## Exercise prompt
Copy out each line in the material below that has the word "JSON".

## Records for this task

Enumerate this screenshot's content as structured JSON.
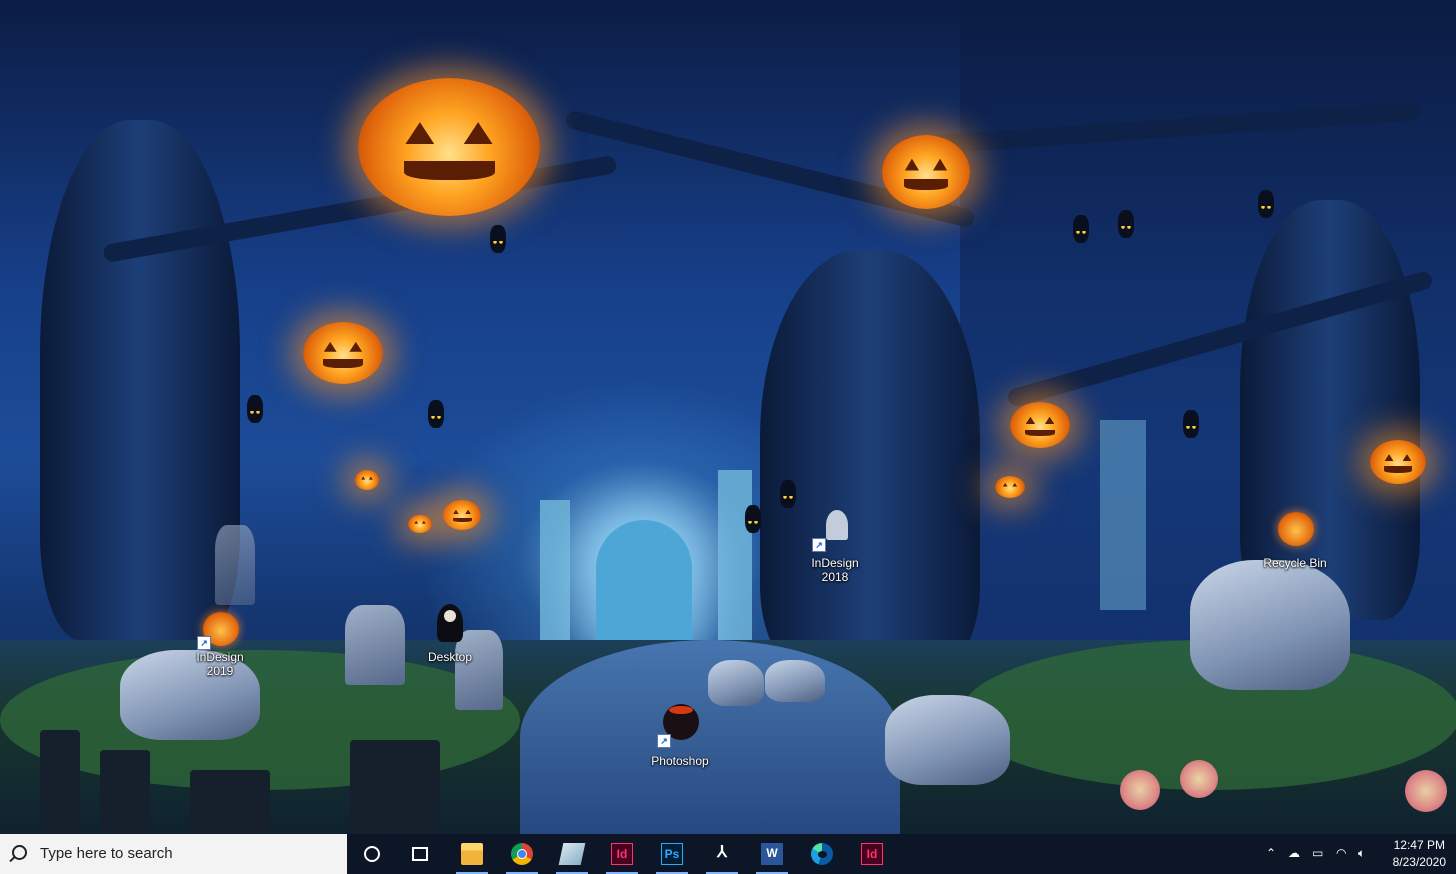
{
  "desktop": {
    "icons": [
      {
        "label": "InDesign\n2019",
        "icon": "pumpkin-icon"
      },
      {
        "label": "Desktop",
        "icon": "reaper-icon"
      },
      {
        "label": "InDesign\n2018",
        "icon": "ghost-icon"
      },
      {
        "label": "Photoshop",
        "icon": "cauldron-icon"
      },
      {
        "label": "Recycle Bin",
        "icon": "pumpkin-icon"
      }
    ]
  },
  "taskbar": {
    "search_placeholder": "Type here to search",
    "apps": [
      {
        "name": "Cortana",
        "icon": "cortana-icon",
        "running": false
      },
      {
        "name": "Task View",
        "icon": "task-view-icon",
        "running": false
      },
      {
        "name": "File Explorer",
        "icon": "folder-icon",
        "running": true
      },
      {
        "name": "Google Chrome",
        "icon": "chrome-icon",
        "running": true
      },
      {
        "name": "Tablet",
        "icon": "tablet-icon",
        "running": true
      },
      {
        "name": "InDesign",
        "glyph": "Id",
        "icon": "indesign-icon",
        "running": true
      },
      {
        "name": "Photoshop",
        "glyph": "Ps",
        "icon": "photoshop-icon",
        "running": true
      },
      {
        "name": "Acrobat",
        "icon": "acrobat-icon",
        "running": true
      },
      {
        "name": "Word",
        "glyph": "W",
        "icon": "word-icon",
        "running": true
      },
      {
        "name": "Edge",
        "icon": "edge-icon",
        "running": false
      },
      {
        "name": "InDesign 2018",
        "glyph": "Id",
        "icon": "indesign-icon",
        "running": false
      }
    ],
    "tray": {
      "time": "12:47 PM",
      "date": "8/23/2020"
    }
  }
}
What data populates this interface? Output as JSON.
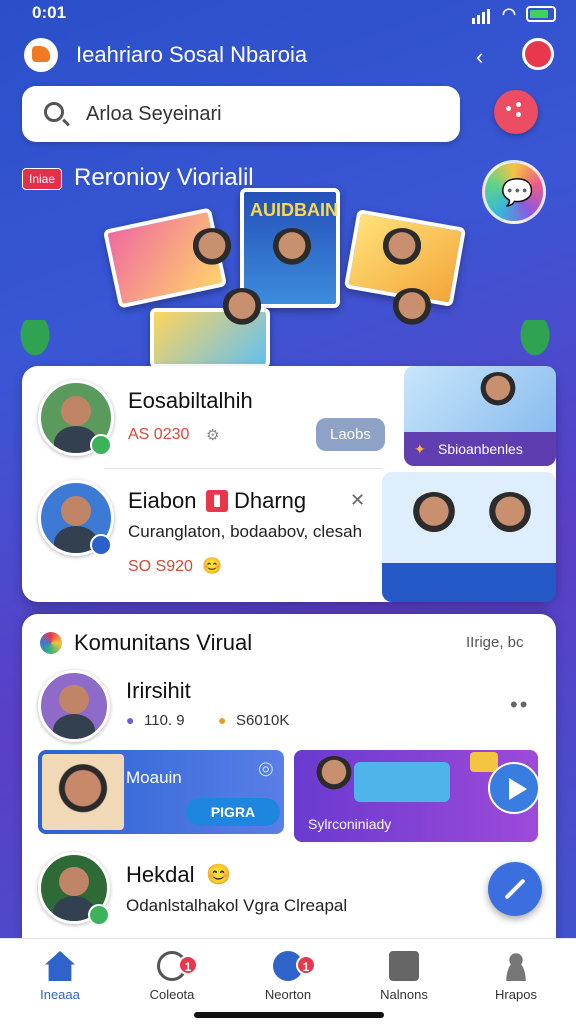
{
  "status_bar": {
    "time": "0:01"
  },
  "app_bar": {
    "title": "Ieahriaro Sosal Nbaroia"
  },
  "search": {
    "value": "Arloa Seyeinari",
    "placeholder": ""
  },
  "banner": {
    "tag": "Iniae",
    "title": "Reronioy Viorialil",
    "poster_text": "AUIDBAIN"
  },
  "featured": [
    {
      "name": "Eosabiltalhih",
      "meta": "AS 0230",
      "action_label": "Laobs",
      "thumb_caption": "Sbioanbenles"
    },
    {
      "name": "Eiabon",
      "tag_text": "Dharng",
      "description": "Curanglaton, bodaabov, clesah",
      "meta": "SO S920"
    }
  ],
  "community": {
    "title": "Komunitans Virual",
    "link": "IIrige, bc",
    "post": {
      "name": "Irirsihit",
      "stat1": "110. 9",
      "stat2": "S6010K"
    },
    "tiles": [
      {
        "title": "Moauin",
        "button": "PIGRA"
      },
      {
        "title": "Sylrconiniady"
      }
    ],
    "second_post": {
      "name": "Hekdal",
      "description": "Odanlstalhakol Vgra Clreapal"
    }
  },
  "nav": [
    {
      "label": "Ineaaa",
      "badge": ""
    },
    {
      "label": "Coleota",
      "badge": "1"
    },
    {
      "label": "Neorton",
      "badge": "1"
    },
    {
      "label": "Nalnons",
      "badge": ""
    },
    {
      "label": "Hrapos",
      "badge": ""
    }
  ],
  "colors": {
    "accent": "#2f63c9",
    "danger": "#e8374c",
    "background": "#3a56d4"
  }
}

--

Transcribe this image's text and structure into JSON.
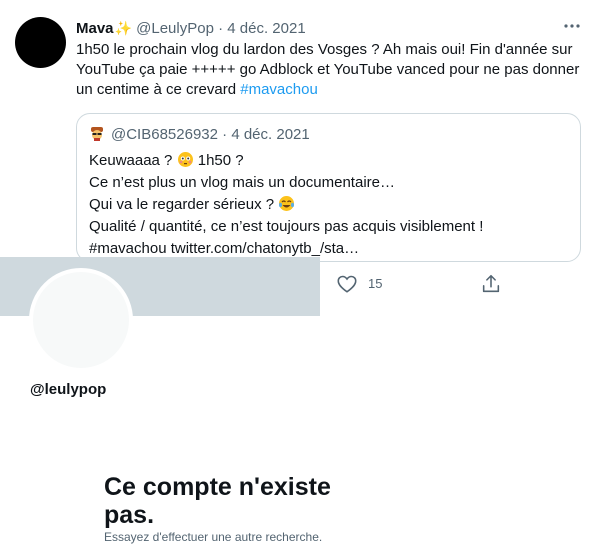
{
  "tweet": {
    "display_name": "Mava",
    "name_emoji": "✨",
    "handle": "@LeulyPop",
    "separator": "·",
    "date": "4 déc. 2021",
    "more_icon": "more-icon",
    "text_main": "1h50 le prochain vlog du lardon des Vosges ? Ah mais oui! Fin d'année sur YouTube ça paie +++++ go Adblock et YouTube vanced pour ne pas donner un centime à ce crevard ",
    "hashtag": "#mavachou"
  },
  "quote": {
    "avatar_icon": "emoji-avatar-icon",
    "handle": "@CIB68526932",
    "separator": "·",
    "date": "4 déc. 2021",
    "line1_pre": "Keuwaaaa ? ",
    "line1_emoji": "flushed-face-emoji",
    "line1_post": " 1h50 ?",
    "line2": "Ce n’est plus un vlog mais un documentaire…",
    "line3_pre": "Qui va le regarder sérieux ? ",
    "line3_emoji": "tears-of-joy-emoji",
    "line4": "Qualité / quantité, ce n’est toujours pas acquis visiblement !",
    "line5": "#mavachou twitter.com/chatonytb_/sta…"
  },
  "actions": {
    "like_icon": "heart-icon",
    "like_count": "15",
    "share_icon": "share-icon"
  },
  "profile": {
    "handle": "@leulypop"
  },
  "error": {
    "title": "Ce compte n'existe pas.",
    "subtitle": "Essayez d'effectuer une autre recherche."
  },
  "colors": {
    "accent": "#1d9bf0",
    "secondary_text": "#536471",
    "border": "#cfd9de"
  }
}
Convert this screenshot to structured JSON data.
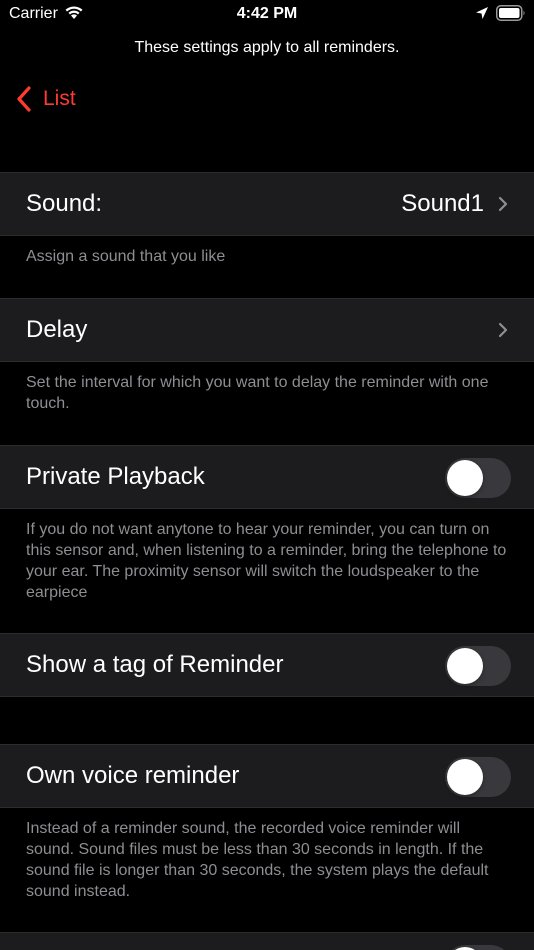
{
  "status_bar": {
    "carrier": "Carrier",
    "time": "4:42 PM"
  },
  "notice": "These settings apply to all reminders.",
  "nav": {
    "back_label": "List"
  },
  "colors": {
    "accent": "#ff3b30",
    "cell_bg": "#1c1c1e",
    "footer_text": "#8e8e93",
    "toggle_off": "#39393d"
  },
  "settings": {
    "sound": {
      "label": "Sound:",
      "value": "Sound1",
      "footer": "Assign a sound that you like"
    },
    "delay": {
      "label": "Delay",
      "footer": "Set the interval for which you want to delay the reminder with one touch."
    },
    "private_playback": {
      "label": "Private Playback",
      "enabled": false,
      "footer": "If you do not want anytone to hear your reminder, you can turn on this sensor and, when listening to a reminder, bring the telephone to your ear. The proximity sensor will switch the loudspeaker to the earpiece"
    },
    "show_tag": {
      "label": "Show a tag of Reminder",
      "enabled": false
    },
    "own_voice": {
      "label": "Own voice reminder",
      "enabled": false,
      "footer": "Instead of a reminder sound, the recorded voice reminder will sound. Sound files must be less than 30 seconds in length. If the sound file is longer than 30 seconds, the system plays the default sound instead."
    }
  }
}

## Result of the exercise
Enumerate this screenshot's content as structured JSON.
What data populates this interface? Output as JSON.
Transcribe this image's text and structure into JSON.
Convert this screenshot to structured JSON data.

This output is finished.